Your instructions
Copy the data that follows, character for character, minus the pictures.

Items
▬▬▬

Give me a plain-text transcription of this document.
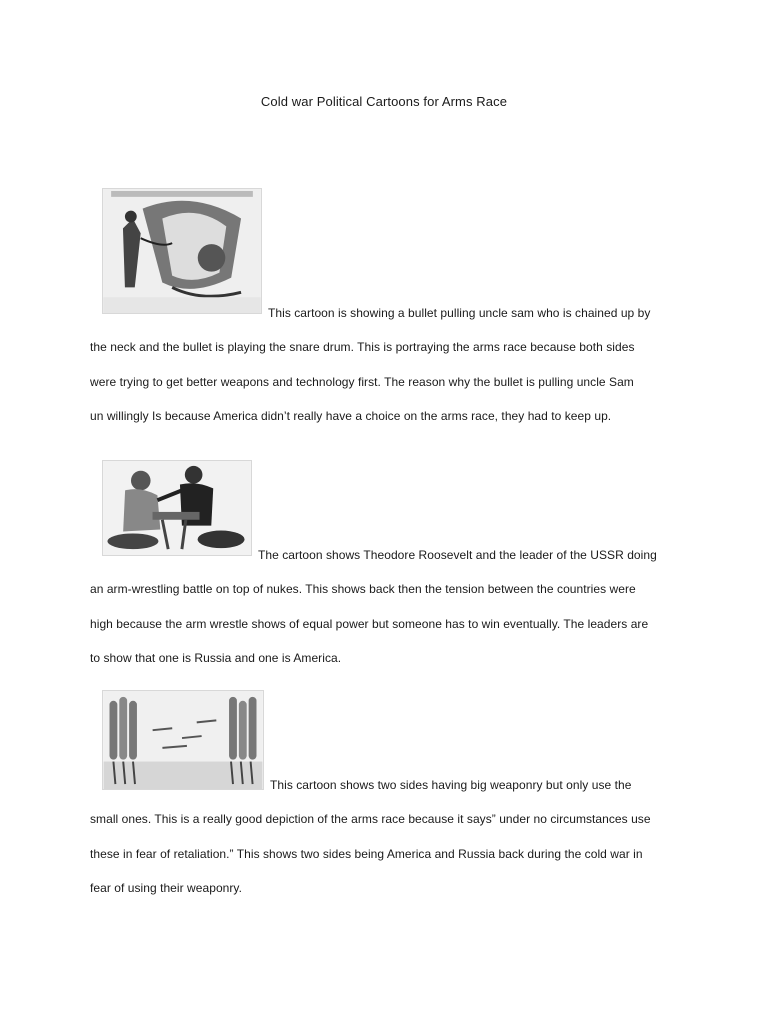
Cold war Political Cartoons for Arms Race
This cartoon is showing a bullet pulling uncle sam who is chained up by
the neck and the bullet is playing the snare drum. This is portraying the arms race because both sides
were trying to get better weapons and technology first. The reason why the bullet is pulling uncle Sam
un willingly Is because America didn’t really have a choice on the arms race, they had to keep up.
The cartoon shows Theodore Roosevelt and the leader of the USSR doing
an arm-wrestling battle on top of nukes. This shows back then the tension between the countries were
high because the arm wrestle shows of equal power but someone has to win eventually. The leaders are
to show that one is Russia and one is America.
This cartoon shows two sides having big weaponry but only use the
small ones. This is a really good depiction of the arms race because it says” under no circumstances use
these in fear of retaliation.” This shows two sides being America and Russia back during the cold war in
fear of using their weaponry.
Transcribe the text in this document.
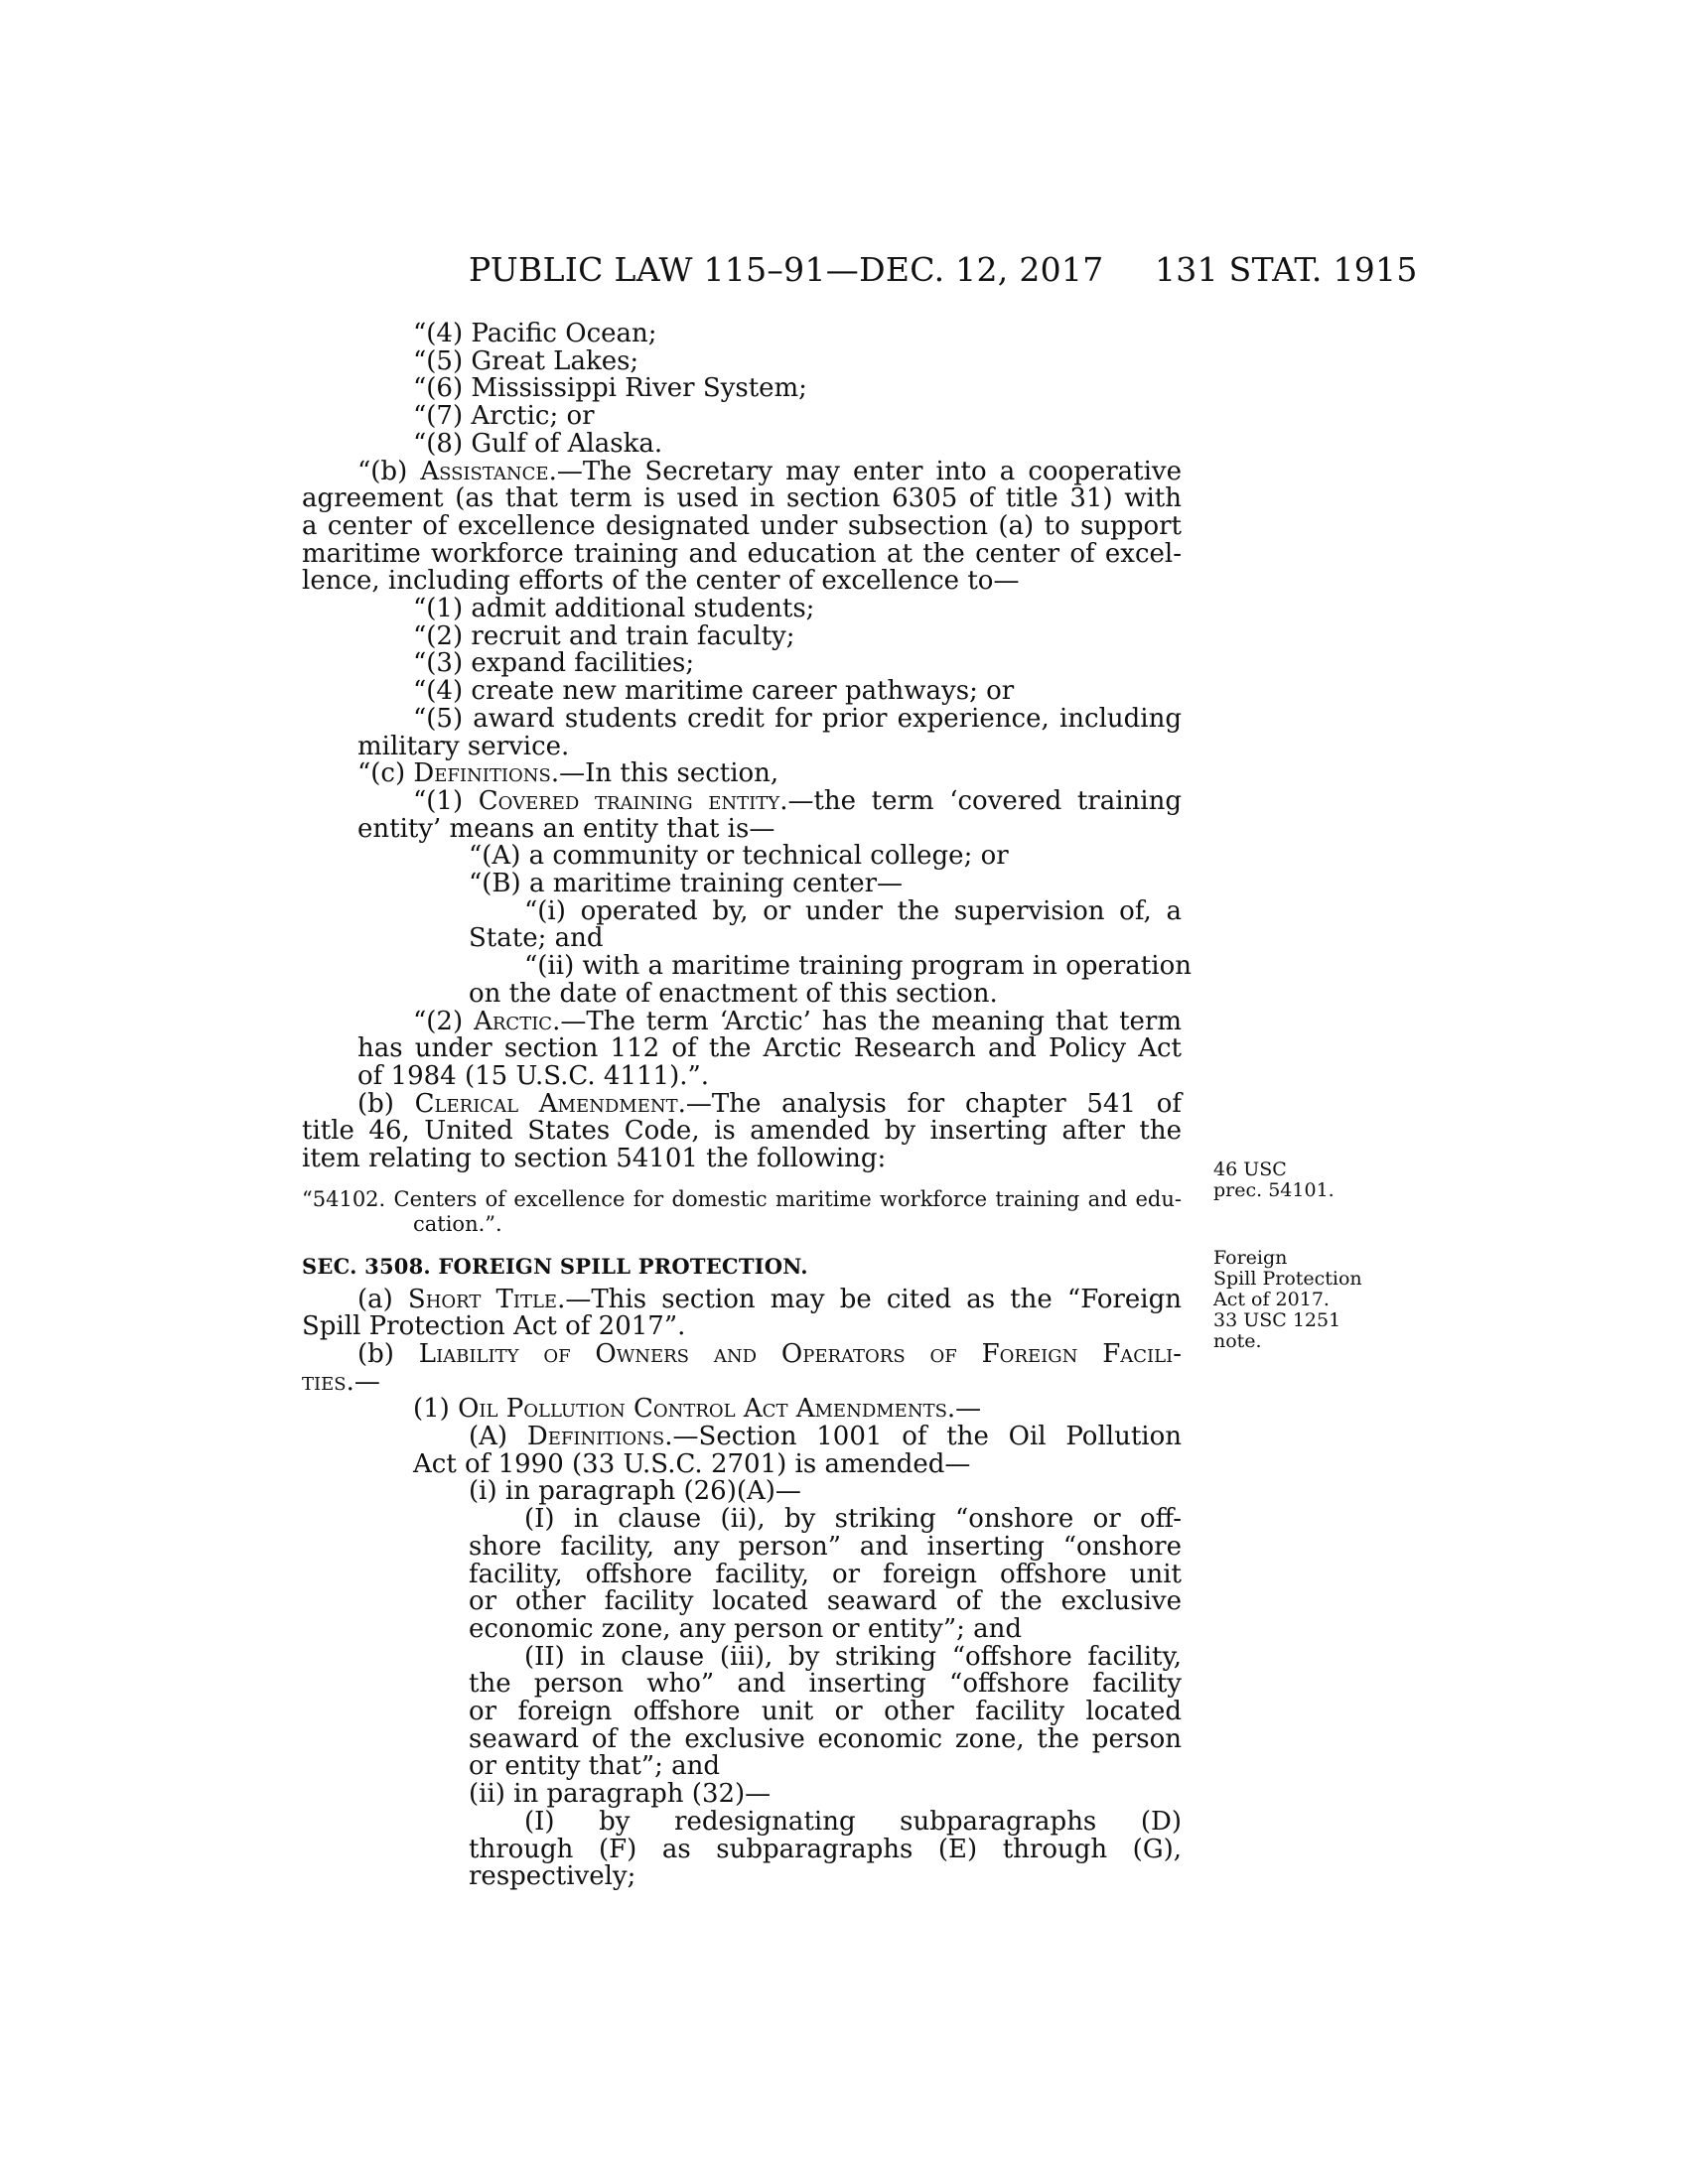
PUBLIC LAW 115–91—DEC. 12, 2017 131 STAT. 1915
“(4) Pacific Ocean;
“(5) Great Lakes;
“(6) Mississippi River System;
“(7) Arctic; or
“(8) Gulf of Alaska.
“(b) Assistance.—The Secretary may enter into a cooperative
agreement (as that term is used in section 6305 of title 31) with
a center of excellence designated under subsection (a) to support
maritime workforce training and education at the center of excel-
lence, including efforts of the center of excellence to—
“(1) admit additional students;
“(2) recruit and train faculty;
“(3) expand facilities;
“(4) create new maritime career pathways; or
“(5) award students credit for prior experience, including
military service.
“(c) Definitions.—In this section,
“(1) Covered training entity.—the term ‘covered training
entity’ means an entity that is—
“(A) a community or technical college; or
“(B) a maritime training center—
“(i) operated by, or under the supervision of, a
State; and
“(ii) with a maritime training program in operation
on the date of enactment of this section.
“(2) Arctic.—The term ‘Arctic’ has the meaning that term
has under section 112 of the Arctic Research and Policy Act
of 1984 (15 U.S.C. 4111).”.
(b) Clerical Amendment.—The analysis for chapter 541 of
title 46, United States Code, is amended by inserting after the
item relating to section 54101 the following:
“54102. Centers of excellence for domestic maritime workforce training and edu-
cation.”.
SEC. 3508. FOREIGN SPILL PROTECTION.
(a) Short Title.—This section may be cited as the “Foreign
Spill Protection Act of 2017”.
(b) Liability of Owners and Operators of Foreign Facili-
ties.—
(1) Oil Pollution Control Act Amendments.—
(A) Definitions.—Section 1001 of the Oil Pollution
Act of 1990 (33 U.S.C. 2701) is amended—
(i) in paragraph (26)(A)—
(I) in clause (ii), by striking “onshore or off-
shore facility, any person” and inserting “onshore
facility, offshore facility, or foreign offshore unit
or other facility located seaward of the exclusive
economic zone, any person or entity”; and
(II) in clause (iii), by striking “offshore facility,
the person who” and inserting “offshore facility
or foreign offshore unit or other facility located
seaward of the exclusive economic zone, the person
or entity that”; and
(ii) in paragraph (32)—
(I) by redesignating subparagraphs (D)
through (F) as subparagraphs (E) through (G),
respectively;
46 USC
prec. 54101.
Foreign
Spill Protection
Act of 2017.
33 USC 1251
note.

▬▬▬

Expected answer
Give me a plain-text transcription of this document.
Cold war Political Cartoons for Arms Race
This cartoon is showing a bullet pulling uncle sam who is chained up by
the neck and the bullet is playing the snare drum. This is portraying the arms race because both sides
were trying to get better weapons and technology first. The reason why the bullet is pulling uncle Sam
un willingly Is because America didn’t really have a choice on the arms race, they had to keep up.
The cartoon shows Theodore Roosevelt and the leader of the USSR doing
an arm-wrestling battle on top of nukes. This shows back then the tension between the countries were
high because the arm wrestle shows of equal power but someone has to win eventually. The leaders are
to show that one is Russia and one is America.
This cartoon shows two sides having big weaponry but only use the
small ones. This is a really good depiction of the arms race because it says” under no circumstances use
these in fear of retaliation.” This shows two sides being America and Russia back during the cold war in
fear of using their weaponry.
Transcribe the text in this document.
PUBLIC LAW 115–91—DEC. 12, 2017 131 STAT. 1915
“(4) Pacific Ocean;
“(5) Great Lakes;
“(6) Mississippi River System;
“(7) Arctic; or
“(8) Gulf of Alaska.
“(b) Assistance.—The Secretary may enter into a cooperative
agreement (as that term is used in section 6305 of title 31) with
a center of excellence designated under subsection (a) to support
maritime workforce training and education at the center of excel-
lence, including efforts of the center of excellence to—
“(1) admit additional students;
“(2) recruit and train faculty;
“(3) expand facilities;
“(4) create new maritime career pathways; or
“(5) award students credit for prior experience, including
military service.
“(c) Definitions.—In this section,
“(1) Covered training entity.—the term ‘covered training
entity’ means an entity that is—
“(A) a community or technical college; or
“(B) a maritime training center—
“(i) operated by, or under the supervision of, a
State; and
“(ii) with a maritime training program in operation
on the date of enactment of this section.
“(2) Arctic.—The term ‘Arctic’ has the meaning that term
has under section 112 of the Arctic Research and Policy Act
of 1984 (15 U.S.C. 4111).”.
(b) Clerical Amendment.—The analysis for chapter 541 of
title 46, United States Code, is amended by inserting after the
item relating to section 54101 the following:
“54102. Centers of excellence for domestic maritime workforce training and edu-
cation.”.
SEC. 3508. FOREIGN SPILL PROTECTION.
(a) Short Title.—This section may be cited as the “Foreign
Spill Protection Act of 2017”.
(b) Liability of Owners and Operators of Foreign Facili-
ties.—
(1) Oil Pollution Control Act Amendments.—
(A) Definitions.—Section 1001 of the Oil Pollution
Act of 1990 (33 U.S.C. 2701) is amended—
(i) in paragraph (26)(A)—
(I) in clause (ii), by striking “onshore or off-
shore facility, any person” and inserting “onshore
facility, offshore facility, or foreign offshore unit
or other facility located seaward of the exclusive
economic zone, any person or entity”; and
(II) in clause (iii), by striking “offshore facility,
the person who” and inserting “offshore facility
or foreign offshore unit or other facility located
seaward of the exclusive economic zone, the person
or entity that”; and
(ii) in paragraph (32)—
(I) by redesignating subparagraphs (D)
through (F) as subparagraphs (E) through (G),
respectively;
46 USC
prec. 54101.
Foreign
Spill Protection
Act of 2017.
33 USC 1251
note.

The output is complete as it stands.